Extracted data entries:
==============================

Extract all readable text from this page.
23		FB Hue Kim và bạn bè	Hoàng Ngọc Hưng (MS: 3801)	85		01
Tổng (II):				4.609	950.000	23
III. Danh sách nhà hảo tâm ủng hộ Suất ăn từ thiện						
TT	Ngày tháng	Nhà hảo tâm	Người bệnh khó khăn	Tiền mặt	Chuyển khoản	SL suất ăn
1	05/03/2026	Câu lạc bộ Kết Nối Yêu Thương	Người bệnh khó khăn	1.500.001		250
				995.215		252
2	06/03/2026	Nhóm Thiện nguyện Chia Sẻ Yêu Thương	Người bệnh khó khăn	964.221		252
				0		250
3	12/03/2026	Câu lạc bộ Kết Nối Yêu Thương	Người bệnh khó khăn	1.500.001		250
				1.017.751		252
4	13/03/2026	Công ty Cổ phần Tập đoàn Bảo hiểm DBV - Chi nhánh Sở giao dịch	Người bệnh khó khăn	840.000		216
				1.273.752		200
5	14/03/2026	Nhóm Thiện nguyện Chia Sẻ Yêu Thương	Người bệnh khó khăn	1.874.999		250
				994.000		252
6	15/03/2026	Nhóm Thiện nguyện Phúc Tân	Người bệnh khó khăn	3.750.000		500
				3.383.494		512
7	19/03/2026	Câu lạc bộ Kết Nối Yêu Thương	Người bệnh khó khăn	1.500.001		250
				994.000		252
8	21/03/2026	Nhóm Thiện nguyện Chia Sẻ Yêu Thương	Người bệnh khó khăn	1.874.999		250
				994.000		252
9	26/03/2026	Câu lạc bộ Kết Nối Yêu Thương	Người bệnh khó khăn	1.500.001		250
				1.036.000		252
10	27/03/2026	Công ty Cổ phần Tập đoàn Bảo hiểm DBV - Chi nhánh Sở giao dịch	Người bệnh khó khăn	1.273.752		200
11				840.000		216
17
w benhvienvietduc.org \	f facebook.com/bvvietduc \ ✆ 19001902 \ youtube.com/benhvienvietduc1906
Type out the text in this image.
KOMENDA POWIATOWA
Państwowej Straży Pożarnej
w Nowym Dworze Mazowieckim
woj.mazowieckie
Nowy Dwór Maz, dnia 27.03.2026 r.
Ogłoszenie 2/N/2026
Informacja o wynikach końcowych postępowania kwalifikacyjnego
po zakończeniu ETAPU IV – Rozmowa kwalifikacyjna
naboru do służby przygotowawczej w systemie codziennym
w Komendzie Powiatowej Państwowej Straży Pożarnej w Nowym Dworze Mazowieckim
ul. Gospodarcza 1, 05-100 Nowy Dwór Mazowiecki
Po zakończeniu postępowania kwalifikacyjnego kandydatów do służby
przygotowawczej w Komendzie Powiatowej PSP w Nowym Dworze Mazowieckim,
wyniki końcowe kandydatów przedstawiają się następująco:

==============================

Extract the full listing above without alteration.

The solution:
Extract all readable text from this page.
23		FB Hue Kim và bạn bè	Hoàng Ngọc Hưng (MS: 3801)	85		01
Tổng (II):				4.609	950.000	23
III. Danh sách nhà hảo tâm ủng hộ Suất ăn từ thiện						
TT	Ngày tháng	Nhà hảo tâm	Người bệnh khó khăn	Tiền mặt	Chuyển khoản	SL suất ăn
1	05/03/2026	Câu lạc bộ Kết Nối Yêu Thương	Người bệnh khó khăn	1.500.001		250
				995.215		252
2	06/03/2026	Nhóm Thiện nguyện Chia Sẻ Yêu Thương	Người bệnh khó khăn	964.221		252
				0		250
3	12/03/2026	Câu lạc bộ Kết Nối Yêu Thương	Người bệnh khó khăn	1.500.001		250
				1.017.751		252
4	13/03/2026	Công ty Cổ phần Tập đoàn Bảo hiểm DBV - Chi nhánh Sở giao dịch	Người bệnh khó khăn	840.000		216
				1.273.752		200
5	14/03/2026	Nhóm Thiện nguyện Chia Sẻ Yêu Thương	Người bệnh khó khăn	1.874.999		250
				994.000		252
6	15/03/2026	Nhóm Thiện nguyện Phúc Tân	Người bệnh khó khăn	3.750.000		500
				3.383.494		512
7	19/03/2026	Câu lạc bộ Kết Nối Yêu Thương	Người bệnh khó khăn	1.500.001		250
				994.000		252
8	21/03/2026	Nhóm Thiện nguyện Chia Sẻ Yêu Thương	Người bệnh khó khăn	1.874.999		250
				994.000		252
9	26/03/2026	Câu lạc bộ Kết Nối Yêu Thương	Người bệnh khó khăn	1.500.001		250
				1.036.000		252
10	27/03/2026	Công ty Cổ phần Tập đoàn Bảo hiểm DBV - Chi nhánh Sở giao dịch	Người bệnh khó khăn	1.273.752		200
11				840.000		216
17
w benhvienvietduc.org \	f facebook.com/bvvietduc \ ✆ 19001902 \ youtube.com/benhvienvietduc1906
Type out the text in this image.
KOMENDA POWIATOWA
Państwowej Straży Pożarnej
w Nowym Dworze Mazowieckim
woj.mazowieckie
Nowy Dwór Maz, dnia 27.03.2026 r.
Ogłoszenie 2/N/2026
Informacja o wynikach końcowych postępowania kwalifikacyjnego
po zakończeniu ETAPU IV – Rozmowa kwalifikacyjna
naboru do służby przygotowawczej w systemie codziennym
w Komendzie Powiatowej Państwowej Straży Pożarnej w Nowym Dworze Mazowieckim
ul. Gospodarcza 1, 05-100 Nowy Dwór Mazowiecki
Po zakończeniu postępowania kwalifikacyjnego kandydatów do służby
przygotowawczej w Komendzie Powiatowej PSP w Nowym Dworze Mazowieckim,
wyniki końcowe kandydatów przedstawiają się następująco:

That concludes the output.